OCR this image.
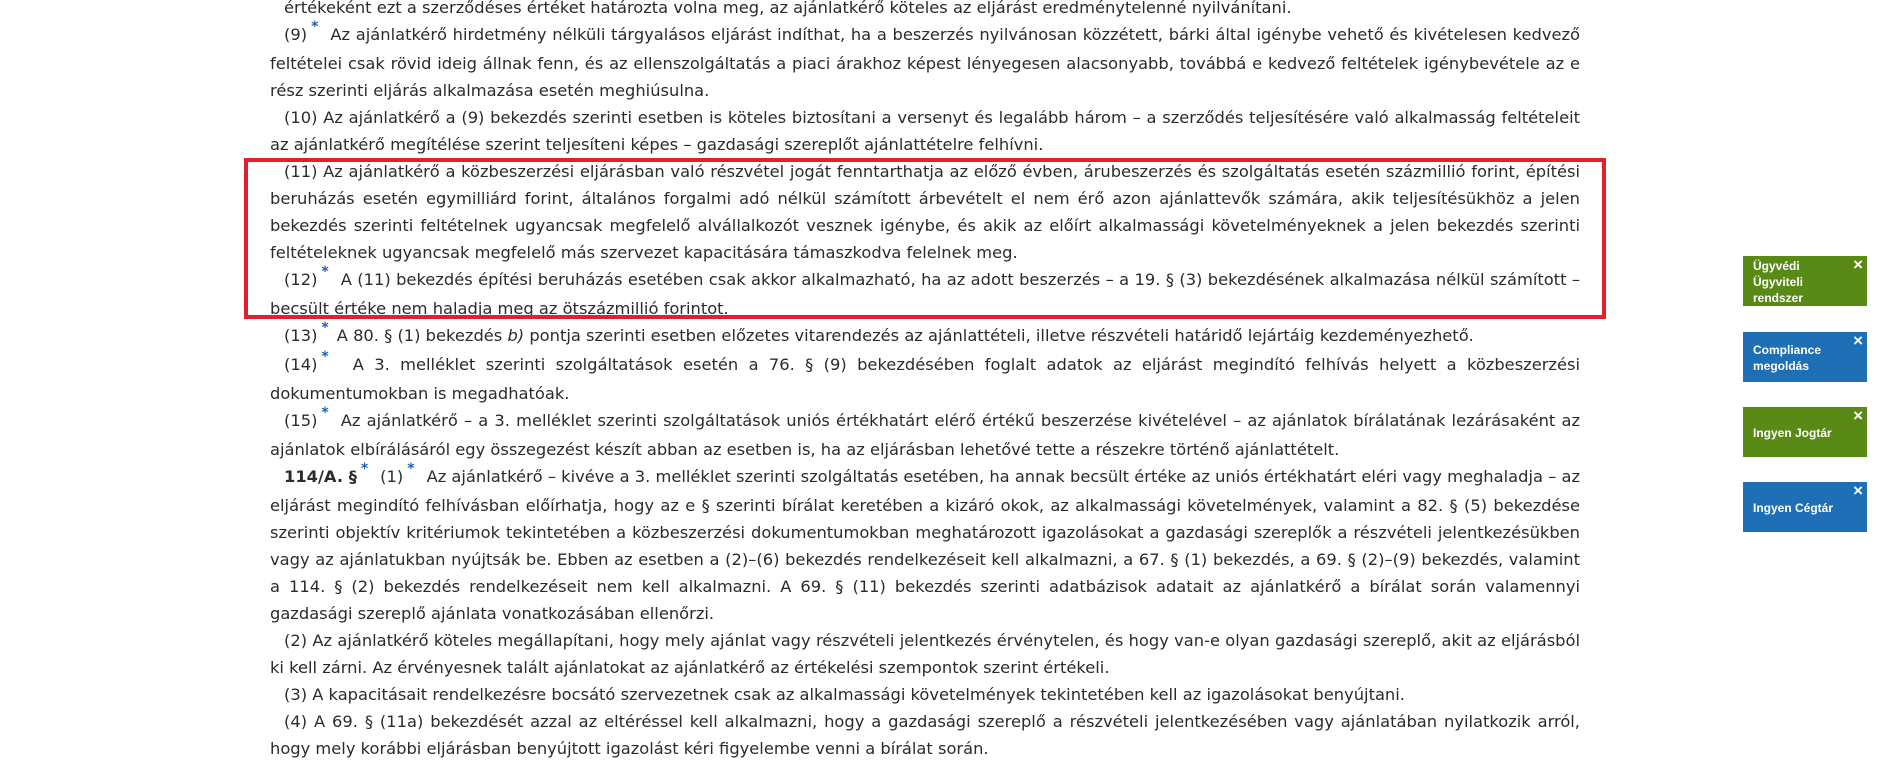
értékeként ezt a szerződéses értéket határozta volna meg, az ajánlatkérő köteles az eljárást eredménytelenné nyilvánítani.

(9) * Az ajánlatkérő hirdetmény nélküli tárgyalásos eljárást indíthat, ha a beszerzés nyilvánosan közzétett, bárki által igénybe vehető és kivételesen kedvező feltételei csak rövid ideig állnak fenn, és az ellenszolgáltatás a piaci árakhoz képest lényegesen alacsonyabb, továbbá e kedvező feltételek igénybevétele az e rész szerinti eljárás alkalmazása esetén meghiúsulna.

(10) Az ajánlatkérő a (9) bekezdés szerinti esetben is köteles biztosítani a versenyt és legalább három – a szerződés teljesítésére való alkalmasság feltételeit az ajánlatkérő megítélése szerint teljesíteni képes – gazdasági szereplőt ajánlattételre felhívni.

(11) Az ajánlatkérő a közbeszerzési eljárásban való részvétel jogát fenntarthatja az előző évben, árubeszerzés és szolgáltatás esetén százmillió forint, építési beruházás esetén egymilliárd forint, általános forgalmi adó nélkül számított árbevételt el nem érő azon ajánlattevők számára, akik teljesítésükhöz a jelen bekezdés szerinti feltételnek ugyancsak megfelelő alvállalkozót vesznek igénybe, és akik az előírt alkalmassági követelményeknek a jelen bekezdés szerinti feltételeknek ugyancsak megfelelő más szervezet kapacitására támaszkodva felelnek meg.

(12) * A (11) bekezdés építési beruházás esetében csak akkor alkalmazható, ha az adott beszerzés – a 19. § (3) bekezdésének alkalmazása nélkül számított – becsült értéke nem haladja meg az ötszázmillió forintot.

(13) * A 80. § (1) bekezdés b) pontja szerinti esetben előzetes vitarendezés az ajánlattételi, illetve részvételi határidő lejártáig kezdeményezhető.

(14) * A 3. melléklet szerinti szolgáltatások esetén a 76. § (9) bekezdésében foglalt adatok az eljárást megindító felhívás helyett a közbeszerzési dokumentumokban is megadhatóak.

(15) * Az ajánlatkérő – a 3. melléklet szerinti szolgáltatások uniós értékhatárt elérő értékű beszerzése kivételével – az ajánlatok bírálatának lezárásaként az ajánlatok elbírálásáról egy összegezést készít abban az esetben is, ha az eljárásban lehetővé tette a részekre történő ajánlattételt.

114/A. § * (1) * Az ajánlatkérő – kivéve a 3. melléklet szerinti szolgáltatás esetében, ha annak becsült értéke az uniós értékhatárt eléri vagy meghaladja – az eljárást megindító felhívásban előírhatja, hogy az e § szerinti bírálat keretében a kizáró okok, az alkalmassági követelmények, valamint a 82. § (5) bekezdése szerinti objektív kritériumok tekintetében a közbeszerzési dokumentumokban meghatározott igazolásokat a gazdasági szereplők a részvételi jelentkezésükben vagy az ajánlatukban nyújtsák be. Ebben az esetben a (2)–(6) bekezdés rendelkezéseit kell alkalmazni, a 67. § (1) bekezdés, a 69. § (2)–(9) bekezdés, valamint a 114. § (2) bekezdés rendelkezéseit nem kell alkalmazni. A 69. § (11) bekezdés szerinti adatbázisok adatait az ajánlatkérő a bírálat során valamennyi gazdasági szereplő ajánlata vonatkozásában ellenőrzi.

(2) Az ajánlatkérő köteles megállapítani, hogy mely ajánlat vagy részvételi jelentkezés érvénytelen, és hogy van-e olyan gazdasági szereplő, akit az eljárásból ki kell zárni. Az érvényesnek talált ajánlatokat az ajánlatkérő az értékelési szempontok szerint értékeli.

(3) A kapacitásait rendelkezésre bocsátó szervezetnek csak az alkalmassági követelmények tekintetében kell az igazolásokat benyújtani.

(4) A 69. § (11a) bekezdését azzal az eltéréssel kell alkalmazni, hogy a gazdasági szereplő a részvételi jelentkezésében vagy ajánlatában nyilatkozik arról, hogy mely korábbi eljárásban benyújtott igazolást kéri figyelembe venni a bírálat során.

Ügyvédi Ügyviteli rendszer
×
Compliance megoldás
×
Ingyen Jogtár
×
Ingyen Cégtár
×
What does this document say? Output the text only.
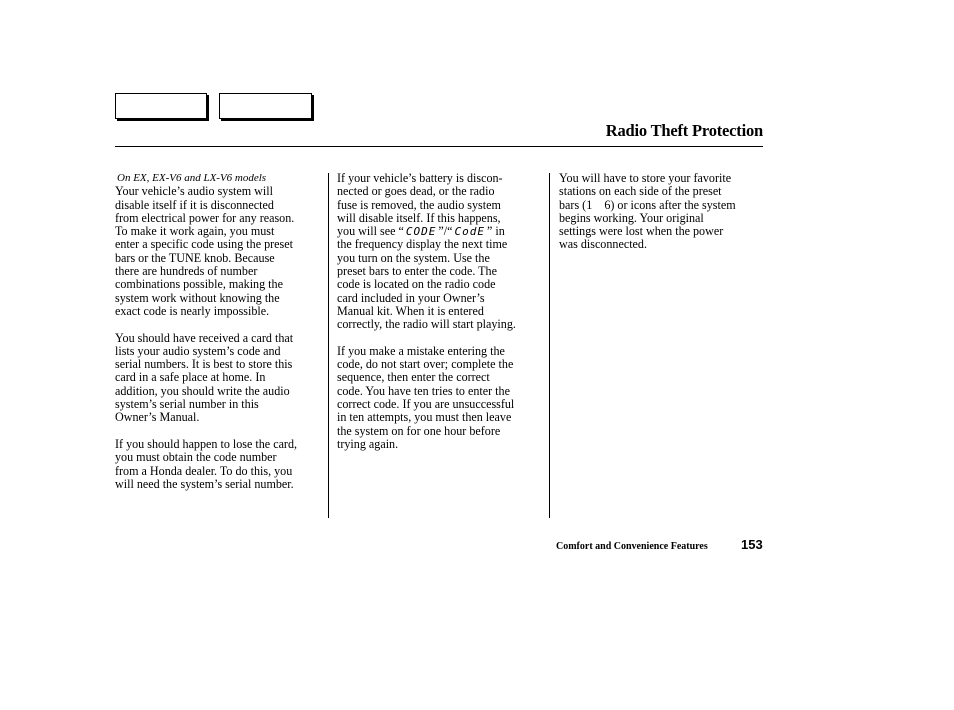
Radio Theft Protection
On EX, EX-V6 and LX-V6 models

Your vehicle’s audio system will
disable itself if it is disconnected
from electrical power for any reason.
To make it work again, you must
enter a specific code using the preset
bars or the TUNE knob. Because
there are hundreds of number
combinations possible, making the
system work without knowing the
exact code is nearly impossible.

You should have received a card that
lists your audio system’s code and
serial numbers. It is best to store this
card in a safe place at home. In
addition, you should write the audio
system’s serial number in this
Owner’s Manual.

If you should happen to lose the card,
you must obtain the code number
from a Honda dealer. To do this, you
will need the system’s serial number.

If your vehicle’s battery is discon-
nected or goes dead, or the radio
fuse is removed, the audio system
will disable itself. If this happens,
you will see “ CODE ”/“ CodE ” in
the frequency display the next time
you turn on the system. Use the
preset bars to enter the code. The
code is located on the radio code
card included in your Owner’s
Manual kit. When it is entered
correctly, the radio will start playing.

If you make a mistake entering the
code, do not start over; complete the
sequence, then enter the correct
code. You have ten tries to enter the
correct code. If you are unsuccessful
in ten attempts, you must then leave
the system on for one hour before
trying again.

You will have to store your favorite
stations on each side of the preset
bars (1    6) or icons after the system
begins working. Your original
settings were lost when the power
was disconnected.

Comfort and Convenience Features	153
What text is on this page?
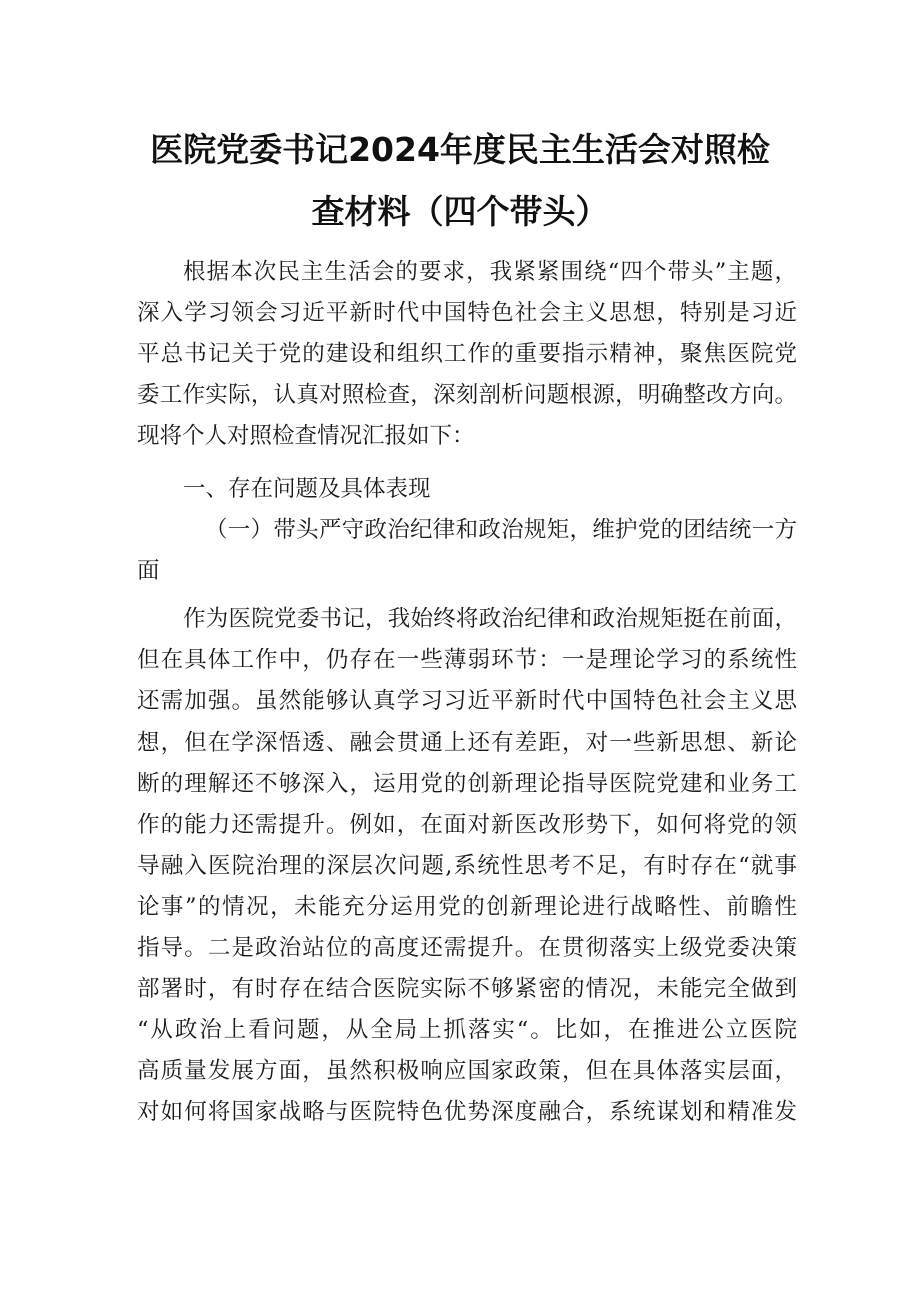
医院党委书记2024年度民主生活会对照检
查材料（四个带头）
根据本次民主生活会的要求，我紧紧围绕“四个带头”主题，
深入学习领会习近平新时代中国特色社会主义思想，特别是习近
平总书记关于党的建设和组织工作的重要指示精神，聚焦医院党
委工作实际，认真对照检查，深刻剖析问题根源，明确整改方向。
现将个人对照检查情况汇报如下：
一、存在问题及具体表现
（一）带头严守政治纪律和政治规矩，维护党的团结统一方
面
作为医院党委书记，我始终将政治纪律和政治规矩挺在前面，
但在具体工作中，仍存在一些薄弱环节：一是理论学习的系统性
还需加强。虽然能够认真学习习近平新时代中国特色社会主义思
想，但在学深悟透、融会贯通上还有差距，对一些新思想、新论
断的理解还不够深入，运用党的创新理论指导医院党建和业务工
作的能力还需提升。例如，在面对新医改形势下，如何将党的领
导融入医院治理的深层次问题,系统性思考不足，有时存在“就事
论事”的情况，未能充分运用党的创新理论进行战略性、前瞻性
指导。二是政治站位的高度还需提升。在贯彻落实上级党委决策
部署时，有时存在结合医院实际不够紧密的情况，未能完全做到
“从政治上看问题，从全局上抓落实“。比如，在推进公立医院
高质量发展方面，虽然积极响应国家政策，但在具体落实层面，
对如何将国家战略与医院特色优势深度融合，系统谋划和精准发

+++

> [Given problem]: Working from the lines above, reproduce the material exactly and exclude its pictures.

> [Exercise result]:
OCR this image.
értékeként ezt a szerződéses értéket határozta volna meg, az ajánlatkérő köteles az eljárást eredménytelenné nyilvánítani.

(9) * Az ajánlatkérő hirdetmény nélküli tárgyalásos eljárást indíthat, ha a beszerzés nyilvánosan közzétett, bárki által igénybe vehető és kivételesen kedvező feltételei csak rövid ideig állnak fenn, és az ellenszolgáltatás a piaci árakhoz képest lényegesen alacsonyabb, továbbá e kedvező feltételek igénybevétele az e rész szerinti eljárás alkalmazása esetén meghiúsulna.

(10) Az ajánlatkérő a (9) bekezdés szerinti esetben is köteles biztosítani a versenyt és legalább három – a szerződés teljesítésére való alkalmasság feltételeit az ajánlatkérő megítélése szerint teljesíteni képes – gazdasági szereplőt ajánlattételre felhívni.

(11) Az ajánlatkérő a közbeszerzési eljárásban való részvétel jogát fenntarthatja az előző évben, árubeszerzés és szolgáltatás esetén százmillió forint, építési beruházás esetén egymilliárd forint, általános forgalmi adó nélkül számított árbevételt el nem érő azon ajánlattevők számára, akik teljesítésükhöz a jelen bekezdés szerinti feltételnek ugyancsak megfelelő alvállalkozót vesznek igénybe, és akik az előírt alkalmassági követelményeknek a jelen bekezdés szerinti feltételeknek ugyancsak megfelelő más szervezet kapacitására támaszkodva felelnek meg.

(12) * A (11) bekezdés építési beruházás esetében csak akkor alkalmazható, ha az adott beszerzés – a 19. § (3) bekezdésének alkalmazása nélkül számított – becsült értéke nem haladja meg az ötszázmillió forintot.

(13) * A 80. § (1) bekezdés b) pontja szerinti esetben előzetes vitarendezés az ajánlattételi, illetve részvételi határidő lejártáig kezdeményezhető.

(14) * A 3. melléklet szerinti szolgáltatások esetén a 76. § (9) bekezdésében foglalt adatok az eljárást megindító felhívás helyett a közbeszerzési dokumentumokban is megadhatóak.

(15) * Az ajánlatkérő – a 3. melléklet szerinti szolgáltatások uniós értékhatárt elérő értékű beszerzése kivételével – az ajánlatok bírálatának lezárásaként az ajánlatok elbírálásáról egy összegezést készít abban az esetben is, ha az eljárásban lehetővé tette a részekre történő ajánlattételt.

114/A. § * (1) * Az ajánlatkérő – kivéve a 3. melléklet szerinti szolgáltatás esetében, ha annak becsült értéke az uniós értékhatárt eléri vagy meghaladja – az eljárást megindító felhívásban előírhatja, hogy az e § szerinti bírálat keretében a kizáró okok, az alkalmassági követelmények, valamint a 82. § (5) bekezdése szerinti objektív kritériumok tekintetében a közbeszerzési dokumentumokban meghatározott igazolásokat a gazdasági szereplők a részvételi jelentkezésükben vagy az ajánlatukban nyújtsák be. Ebben az esetben a (2)–(6) bekezdés rendelkezéseit kell alkalmazni, a 67. § (1) bekezdés, a 69. § (2)–(9) bekezdés, valamint a 114. § (2) bekezdés rendelkezéseit nem kell alkalmazni. A 69. § (11) bekezdés szerinti adatbázisok adatait az ajánlatkérő a bírálat során valamennyi gazdasági szereplő ajánlata vonatkozásában ellenőrzi.

(2) Az ajánlatkérő köteles megállapítani, hogy mely ajánlat vagy részvételi jelentkezés érvénytelen, és hogy van-e olyan gazdasági szereplő, akit az eljárásból ki kell zárni. Az érvényesnek talált ajánlatokat az ajánlatkérő az értékelési szempontok szerint értékeli.

(3) A kapacitásait rendelkezésre bocsátó szervezetnek csak az alkalmassági követelmények tekintetében kell az igazolásokat benyújtani.

(4) A 69. § (11a) bekezdését azzal az eltéréssel kell alkalmazni, hogy a gazdasági szereplő a részvételi jelentkezésében vagy ajánlatában nyilatkozik arról, hogy mely korábbi eljárásban benyújtott igazolást kéri figyelembe venni a bírálat során.

Ügyvédi Ügyviteli rendszer
×
Compliance megoldás
×
Ingyen Jogtár
×
Ingyen Cégtár
×
What does this document say? Output the text only.
Radio Theft Protection
On EX, EX-V6 and LX-V6 models

Your vehicle’s audio system will
disable itself if it is disconnected
from electrical power for any reason.
To make it work again, you must
enter a specific code using the preset
bars or the TUNE knob. Because
there are hundreds of number
combinations possible, making the
system work without knowing the
exact code is nearly impossible.

You should have received a card that
lists your audio system’s code and
serial numbers. It is best to store this
card in a safe place at home. In
addition, you should write the audio
system’s serial number in this
Owner’s Manual.

If you should happen to lose the card,
you must obtain the code number
from a Honda dealer. To do this, you
will need the system’s serial number.

If your vehicle’s battery is discon-
nected or goes dead, or the radio
fuse is removed, the audio system
will disable itself. If this happens,
you will see “ CODE ”/“ CodE ” in
the frequency display the next time
you turn on the system. Use the
preset bars to enter the code. The
code is located on the radio code
card included in your Owner’s
Manual kit. When it is entered
correctly, the radio will start playing.

If you make a mistake entering the
code, do not start over; complete the
sequence, then enter the correct
code. You have ten tries to enter the
correct code. If you are unsuccessful
in ten attempts, you must then leave
the system on for one hour before
trying again.

You will have to store your favorite
stations on each side of the preset
bars (1    6) or icons after the system
begins working. Your original
settings were lost when the power
was disconnected.

Comfort and Convenience Features	153
What text is on this page?
医院党委书记2024年度民主生活会对照检
查材料（四个带头）
根据本次民主生活会的要求，我紧紧围绕“四个带头”主题，
深入学习领会习近平新时代中国特色社会主义思想，特别是习近
平总书记关于党的建设和组织工作的重要指示精神，聚焦医院党
委工作实际，认真对照检查，深刻剖析问题根源，明确整改方向。
现将个人对照检查情况汇报如下：
一、存在问题及具体表现
（一）带头严守政治纪律和政治规矩，维护党的团结统一方
面
作为医院党委书记，我始终将政治纪律和政治规矩挺在前面，
但在具体工作中，仍存在一些薄弱环节：一是理论学习的系统性
还需加强。虽然能够认真学习习近平新时代中国特色社会主义思
想，但在学深悟透、融会贯通上还有差距，对一些新思想、新论
断的理解还不够深入，运用党的创新理论指导医院党建和业务工
作的能力还需提升。例如，在面对新医改形势下，如何将党的领
导融入医院治理的深层次问题,系统性思考不足，有时存在“就事
论事”的情况，未能充分运用党的创新理论进行战略性、前瞻性
指导。二是政治站位的高度还需提升。在贯彻落实上级党委决策
部署时，有时存在结合医院实际不够紧密的情况，未能完全做到
“从政治上看问题，从全局上抓落实“。比如，在推进公立医院
高质量发展方面，虽然积极响应国家政策，但在具体落实层面，
对如何将国家战略与医院特色优势深度融合，系统谋划和精准发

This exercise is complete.